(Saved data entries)
* * * *

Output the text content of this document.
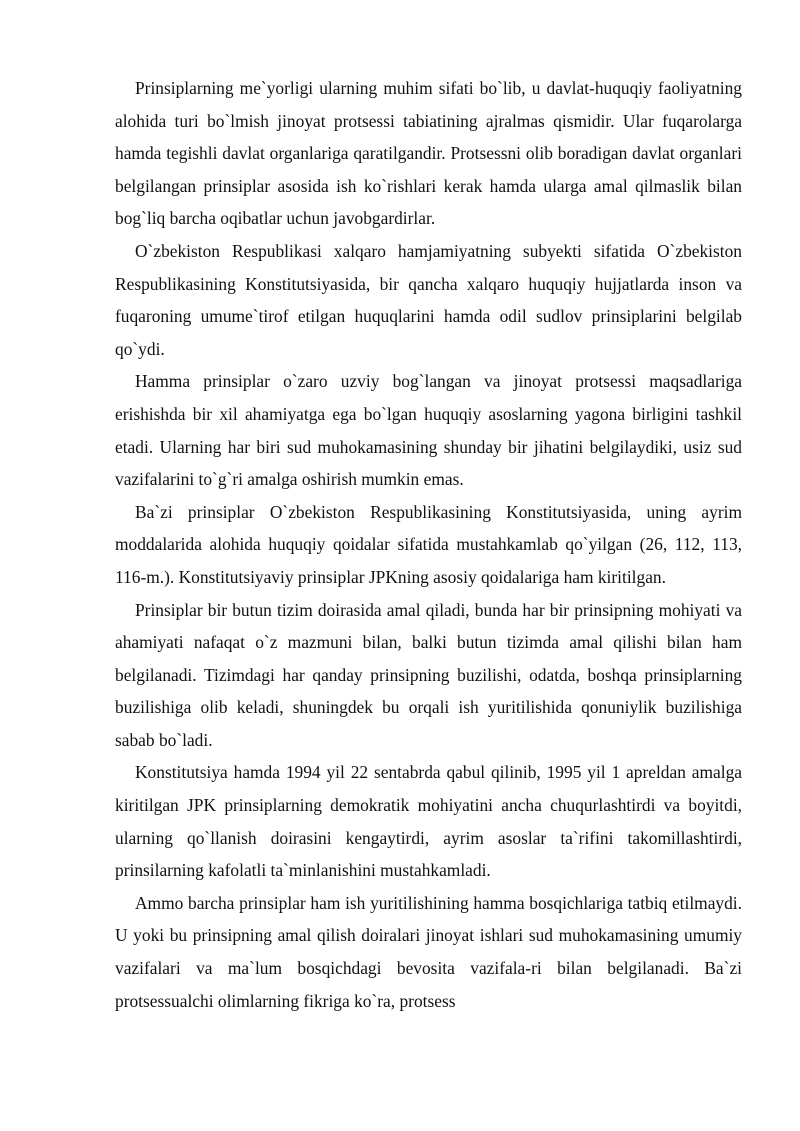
Prinsiplarning me`yorligi ularning muhim sifati bo`lib, u davlat-huquqiy faoliyatning alohida turi bo`lmish jinoyat protsessi tabiatining ajralmas qismidir. Ular fuqarolarga hamda tegishli davlat organlariga qaratilgandir. Protsessni olib boradigan davlat organlari belgilangan prinsiplar asosida ish ko`rishlari kerak hamda ularga amal qilmaslik bilan bog`liq barcha oqibatlar uchun javobgardirlar.

O`zbekiston Respublikasi xalqaro hamjamiyatning subyekti sifatida O`zbekiston Respublikasining Konstitutsiyasida, bir qancha xalqaro huquqiy hujjatlarda inson va fuqaroning umume`tirof etilgan huquqlarini hamda odil sudlov prinsiplarini belgilab qo`ydi.

Hamma prinsiplar o`zaro uzviy bog`langan va jinoyat protsessi maqsadlariga erishishda bir xil ahamiyatga ega bo`lgan huquqiy asoslarning yagona birligini tashkil etadi. Ularning har biri sud muhokamasining shunday bir jihatini belgilaydiki, usiz sud vazifalarini to`g`ri amalga oshirish mumkin emas.

Ba`zi prinsiplar O`zbekiston Respublikasining Konstitutsiyasida, uning ayrim moddalarida alohida huquqiy qoidalar sifatida mustahkamlab qo`yilgan (26, 112, 113, 116-m.). Konstitutsiyaviy prinsiplar JPKning asosiy qoidalariga ham kiritilgan.

Prinsiplar bir butun tizim doirasida amal qiladi, bunda har bir prinsipning mohiyati va ahamiyati nafaqat o`z mazmuni bilan, balki butun tizimda amal qilishi bilan ham belgilanadi. Tizimdagi har qanday prinsipning buzilishi, odatda, boshqa prinsiplarning buzilishiga olib keladi, shuningdek bu orqali ish yuritilishida qonuniylik buzilishiga sabab bo`ladi.

Konstitutsiya hamda 1994 yil 22 sentabrda qabul qilinib, 1995 yil 1 apreldan amalga kiritilgan JPK prinsiplarning demokratik mohiyatini ancha chuqurlashtirdi va boyitdi, ularning qo`llanish doirasini kengaytirdi, ayrim asoslar ta`rifini takomillashtirdi, prinsilarning kafolatli ta`minlanishini mustahkamladi.

Ammo barcha prinsiplar ham ish yuritilishining hamma bosqichlariga tatbiq etilmaydi. U yoki bu prinsipning amal qilish doiralari jinoyat ishlari sud muhokamasining umumiy vazifalari va ma`lum bosqichdagi bevosita vazifala-ri bilan belgilanadi. Ba`zi protsessualchi olimlarning fikriga ko`ra, protsess
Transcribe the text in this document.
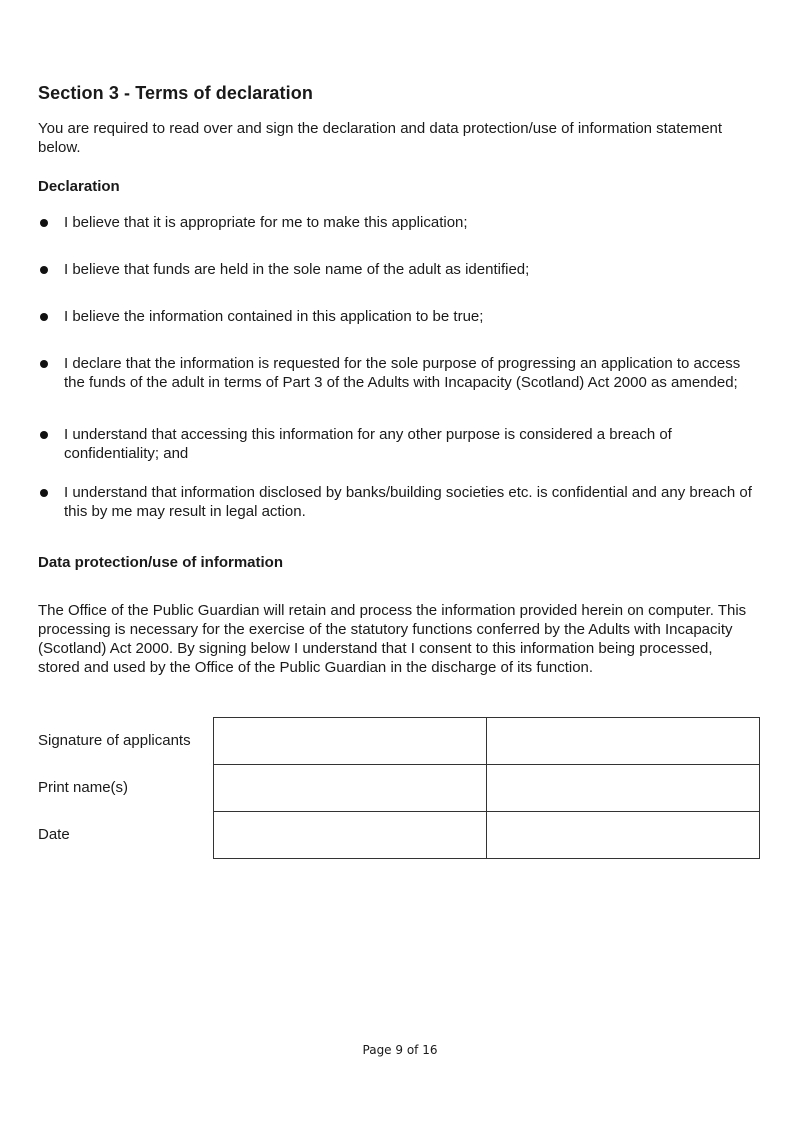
Section 3 - Terms of declaration

You are required to read over and sign the declaration and data protection/use of information statement below.

Declaration
I believe that it is appropriate for me to make this application;
I believe that funds are held in the sole name of the adult as identified;
I believe the information contained in this application to be true;
I declare that the information is requested for the sole purpose of progressing an application to access the funds of the adult in terms of Part 3 of the Adults with Incapacity (Scotland) Act 2000 as amended;
I understand that accessing this information for any other purpose is considered a breach of confidentiality; and
I understand that information disclosed by banks/building societies etc. is confidential and any breach of this by me may result in legal action.
Data protection/use of information

The Office of the Public Guardian will retain and process the information provided herein on computer. This processing is necessary for the exercise of the statutory functions conferred by the Adults with Incapacity (Scotland) Act 2000. By signing below I understand that I consent to this information being processed, stored and used by the Office of the Public Guardian in the discharge of its function.

Signature of applicants
Print name(s)
Date

Page 9 of 16
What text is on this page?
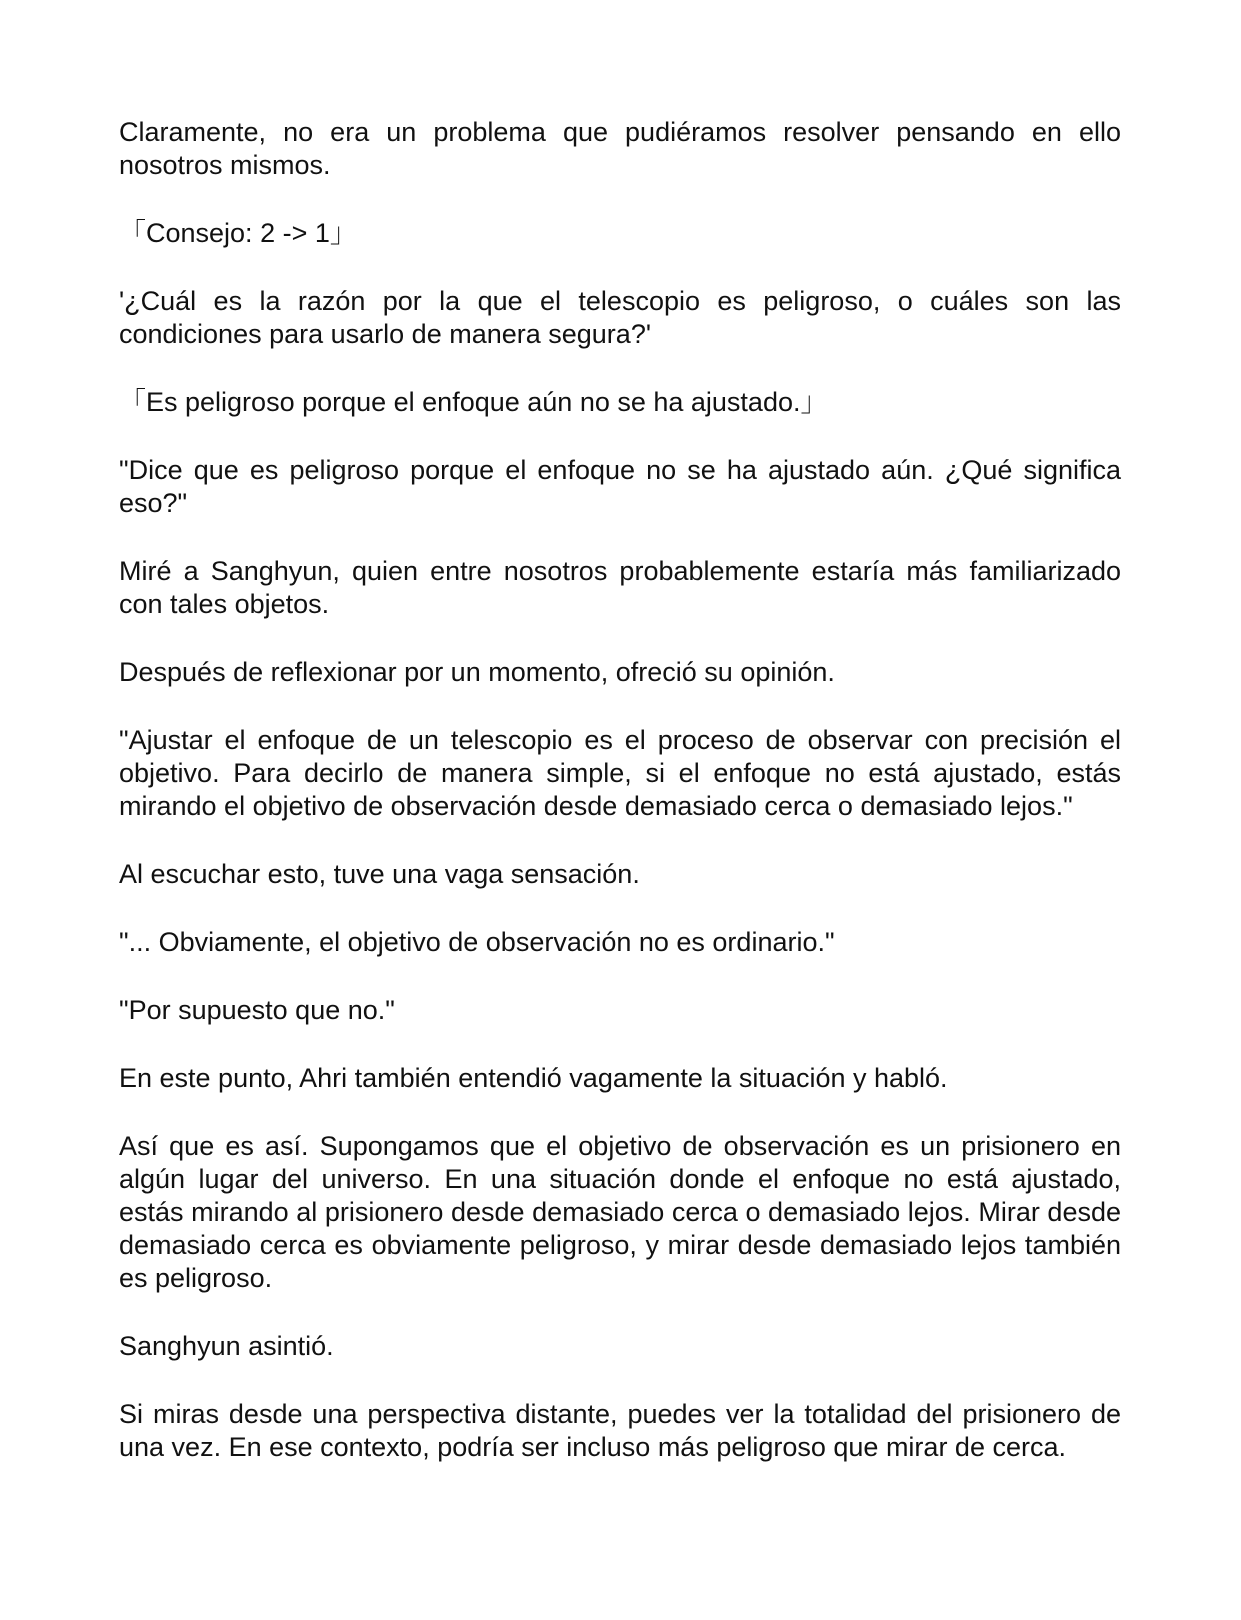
Claramente, no era un problema que pudiéramos resolver pensando en ello nosotros mismos.

「Consejo: 2 -> 1」

'¿Cuál es la razón por la que el telescopio es peligroso, o cuáles son las condiciones para usarlo de manera segura?'

「Es peligroso porque el enfoque aún no se ha ajustado.」

"Dice que es peligroso porque el enfoque no se ha ajustado aún. ¿Qué significa eso?"

Miré a Sanghyun, quien entre nosotros probablemente estaría más familiarizado con tales objetos.

Después de reflexionar por un momento, ofreció su opinión.

"Ajustar el enfoque de un telescopio es el proceso de observar con precisión el objetivo. Para decirlo de manera simple, si el enfoque no está ajustado, estás mirando el objetivo de observación desde demasiado cerca o demasiado lejos."

Al escuchar esto, tuve una vaga sensación.

"... Obviamente, el objetivo de observación no es ordinario."

"Por supuesto que no."

En este punto, Ahri también entendió vagamente la situación y habló.

Así que es así. Supongamos que el objetivo de observación es un prisionero en algún lugar del universo. En una situación donde el enfoque no está ajustado, estás mirando al prisionero desde demasiado cerca o demasiado lejos. Mirar desde demasiado cerca es obviamente peligroso, y mirar desde demasiado lejos también es peligroso.

Sanghyun asintió.

Si miras desde una perspectiva distante, puedes ver la totalidad del prisionero de una vez. En ese contexto, podría ser incluso más peligroso que mirar de cerca.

* * * *

From the data above, gather every line that includes the word "believe".

I believe that it is appropriate for me to make this application;
I believe that funds are held in the sole name of the adult as identified;
I believe the information contained in this application to be true;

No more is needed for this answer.